Which lines of the records contain "chanter"? Collect every one of them.

++++++

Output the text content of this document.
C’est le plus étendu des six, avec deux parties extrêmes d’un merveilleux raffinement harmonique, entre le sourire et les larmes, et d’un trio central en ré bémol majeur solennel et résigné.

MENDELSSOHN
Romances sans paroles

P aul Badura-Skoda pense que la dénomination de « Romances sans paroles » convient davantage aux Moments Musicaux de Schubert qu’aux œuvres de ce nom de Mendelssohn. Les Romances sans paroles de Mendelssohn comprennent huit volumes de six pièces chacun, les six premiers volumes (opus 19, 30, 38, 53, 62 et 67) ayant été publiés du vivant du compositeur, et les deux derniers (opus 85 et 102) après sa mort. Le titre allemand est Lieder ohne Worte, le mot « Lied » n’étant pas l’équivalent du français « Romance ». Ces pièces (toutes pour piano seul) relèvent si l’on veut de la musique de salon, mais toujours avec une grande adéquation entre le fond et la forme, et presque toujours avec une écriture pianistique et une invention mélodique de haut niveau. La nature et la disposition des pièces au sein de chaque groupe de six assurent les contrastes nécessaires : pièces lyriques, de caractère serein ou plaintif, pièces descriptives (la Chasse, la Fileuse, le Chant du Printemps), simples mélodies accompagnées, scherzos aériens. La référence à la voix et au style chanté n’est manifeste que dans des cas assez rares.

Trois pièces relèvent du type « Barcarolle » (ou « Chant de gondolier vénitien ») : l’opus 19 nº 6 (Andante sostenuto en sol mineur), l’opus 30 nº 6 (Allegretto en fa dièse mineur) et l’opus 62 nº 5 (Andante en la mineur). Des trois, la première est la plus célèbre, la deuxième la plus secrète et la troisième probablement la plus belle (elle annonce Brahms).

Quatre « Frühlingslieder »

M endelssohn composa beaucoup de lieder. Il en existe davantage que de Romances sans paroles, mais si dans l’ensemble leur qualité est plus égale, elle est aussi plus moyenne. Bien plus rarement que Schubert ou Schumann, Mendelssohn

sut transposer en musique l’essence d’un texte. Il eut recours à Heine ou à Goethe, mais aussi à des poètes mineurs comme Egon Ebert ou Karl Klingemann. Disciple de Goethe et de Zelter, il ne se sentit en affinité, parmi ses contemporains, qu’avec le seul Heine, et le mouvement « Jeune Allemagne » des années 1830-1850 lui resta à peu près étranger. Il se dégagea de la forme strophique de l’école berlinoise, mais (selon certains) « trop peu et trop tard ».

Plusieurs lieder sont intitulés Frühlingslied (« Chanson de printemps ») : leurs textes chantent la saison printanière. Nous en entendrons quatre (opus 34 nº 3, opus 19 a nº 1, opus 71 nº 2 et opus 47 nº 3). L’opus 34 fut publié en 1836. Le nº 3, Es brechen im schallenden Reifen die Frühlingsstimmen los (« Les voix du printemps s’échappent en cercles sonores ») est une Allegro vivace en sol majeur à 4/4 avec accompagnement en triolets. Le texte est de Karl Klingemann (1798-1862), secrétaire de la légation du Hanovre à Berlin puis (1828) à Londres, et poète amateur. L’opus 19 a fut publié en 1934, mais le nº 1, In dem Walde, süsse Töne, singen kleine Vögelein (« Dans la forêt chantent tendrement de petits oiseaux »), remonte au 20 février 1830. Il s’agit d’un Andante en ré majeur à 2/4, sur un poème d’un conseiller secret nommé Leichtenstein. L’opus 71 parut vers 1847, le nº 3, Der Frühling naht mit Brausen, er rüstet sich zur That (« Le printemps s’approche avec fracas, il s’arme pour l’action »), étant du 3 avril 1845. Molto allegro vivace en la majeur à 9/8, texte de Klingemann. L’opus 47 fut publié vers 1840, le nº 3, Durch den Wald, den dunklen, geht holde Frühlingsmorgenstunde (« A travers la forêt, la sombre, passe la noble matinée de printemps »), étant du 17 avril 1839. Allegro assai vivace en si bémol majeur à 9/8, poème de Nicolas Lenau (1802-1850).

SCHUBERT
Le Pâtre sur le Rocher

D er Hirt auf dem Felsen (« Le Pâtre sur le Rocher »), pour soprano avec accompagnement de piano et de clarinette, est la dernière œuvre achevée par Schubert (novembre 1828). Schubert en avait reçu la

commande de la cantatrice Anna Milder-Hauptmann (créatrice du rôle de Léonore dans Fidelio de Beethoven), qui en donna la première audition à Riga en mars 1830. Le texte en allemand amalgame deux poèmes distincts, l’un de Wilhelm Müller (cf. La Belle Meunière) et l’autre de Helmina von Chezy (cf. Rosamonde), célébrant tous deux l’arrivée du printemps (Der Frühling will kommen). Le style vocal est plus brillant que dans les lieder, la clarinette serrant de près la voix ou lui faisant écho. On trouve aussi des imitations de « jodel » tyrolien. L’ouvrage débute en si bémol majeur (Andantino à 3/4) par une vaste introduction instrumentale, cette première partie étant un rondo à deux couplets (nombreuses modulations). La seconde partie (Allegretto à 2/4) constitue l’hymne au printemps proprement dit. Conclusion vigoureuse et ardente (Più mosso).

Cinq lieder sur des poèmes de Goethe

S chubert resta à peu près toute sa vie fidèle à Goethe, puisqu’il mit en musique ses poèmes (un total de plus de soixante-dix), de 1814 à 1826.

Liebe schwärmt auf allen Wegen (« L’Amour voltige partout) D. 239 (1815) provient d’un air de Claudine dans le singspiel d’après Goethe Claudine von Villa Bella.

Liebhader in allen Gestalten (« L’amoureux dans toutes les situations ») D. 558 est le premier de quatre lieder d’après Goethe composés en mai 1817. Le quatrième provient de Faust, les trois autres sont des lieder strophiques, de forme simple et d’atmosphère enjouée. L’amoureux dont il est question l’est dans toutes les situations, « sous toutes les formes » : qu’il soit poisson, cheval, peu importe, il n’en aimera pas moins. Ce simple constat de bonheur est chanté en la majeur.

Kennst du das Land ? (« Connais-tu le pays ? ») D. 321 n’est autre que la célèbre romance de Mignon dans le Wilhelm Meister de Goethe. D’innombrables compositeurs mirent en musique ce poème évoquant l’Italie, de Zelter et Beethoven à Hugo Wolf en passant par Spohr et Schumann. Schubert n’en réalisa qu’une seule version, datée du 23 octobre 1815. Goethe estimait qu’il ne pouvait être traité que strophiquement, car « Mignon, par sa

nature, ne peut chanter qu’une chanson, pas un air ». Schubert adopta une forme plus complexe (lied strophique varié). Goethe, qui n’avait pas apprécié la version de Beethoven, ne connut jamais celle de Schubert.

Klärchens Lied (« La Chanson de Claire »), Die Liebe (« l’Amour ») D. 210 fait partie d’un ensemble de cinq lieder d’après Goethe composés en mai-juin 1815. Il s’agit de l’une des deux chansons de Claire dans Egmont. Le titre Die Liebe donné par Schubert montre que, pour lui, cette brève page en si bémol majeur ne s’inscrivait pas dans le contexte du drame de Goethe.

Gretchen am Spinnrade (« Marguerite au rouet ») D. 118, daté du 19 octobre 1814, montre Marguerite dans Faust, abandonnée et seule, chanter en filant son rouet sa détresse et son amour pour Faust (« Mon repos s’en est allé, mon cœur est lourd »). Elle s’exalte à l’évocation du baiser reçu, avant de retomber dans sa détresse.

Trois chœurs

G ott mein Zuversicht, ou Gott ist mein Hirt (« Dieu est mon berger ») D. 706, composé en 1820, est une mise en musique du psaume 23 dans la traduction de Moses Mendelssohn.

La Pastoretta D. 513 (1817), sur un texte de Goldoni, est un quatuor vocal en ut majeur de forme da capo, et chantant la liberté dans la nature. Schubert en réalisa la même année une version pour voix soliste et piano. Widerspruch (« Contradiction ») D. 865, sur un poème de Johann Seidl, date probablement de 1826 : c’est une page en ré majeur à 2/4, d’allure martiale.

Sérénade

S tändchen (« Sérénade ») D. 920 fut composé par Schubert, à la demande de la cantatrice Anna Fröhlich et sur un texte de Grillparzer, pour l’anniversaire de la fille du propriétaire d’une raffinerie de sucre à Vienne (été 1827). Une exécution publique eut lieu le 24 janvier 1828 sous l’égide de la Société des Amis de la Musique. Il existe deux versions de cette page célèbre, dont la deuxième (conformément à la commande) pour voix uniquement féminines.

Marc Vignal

++++++

### Solution to the exercise
nature, ne peut chanter qu’une chanson, pas un air ». Schubert adopta une forme plus complexe (lied strophique varié). Goethe, qui n’avait pas apprécié la version de Beethoven, ne connut jamais celle de Schubert.
Gretchen am Spinnrade (« Marguerite au rouet ») D. 118, daté du 19 octobre 1814, montre Marguerite dans Faust, abandonnée et seule, chanter en filant son rouet sa détresse et son amour pour Faust (« Mon repos s’en est allé, mon cœur est lourd »). Elle s’exalte à l’évocation du baiser reçu, avant de retomber dans sa détresse.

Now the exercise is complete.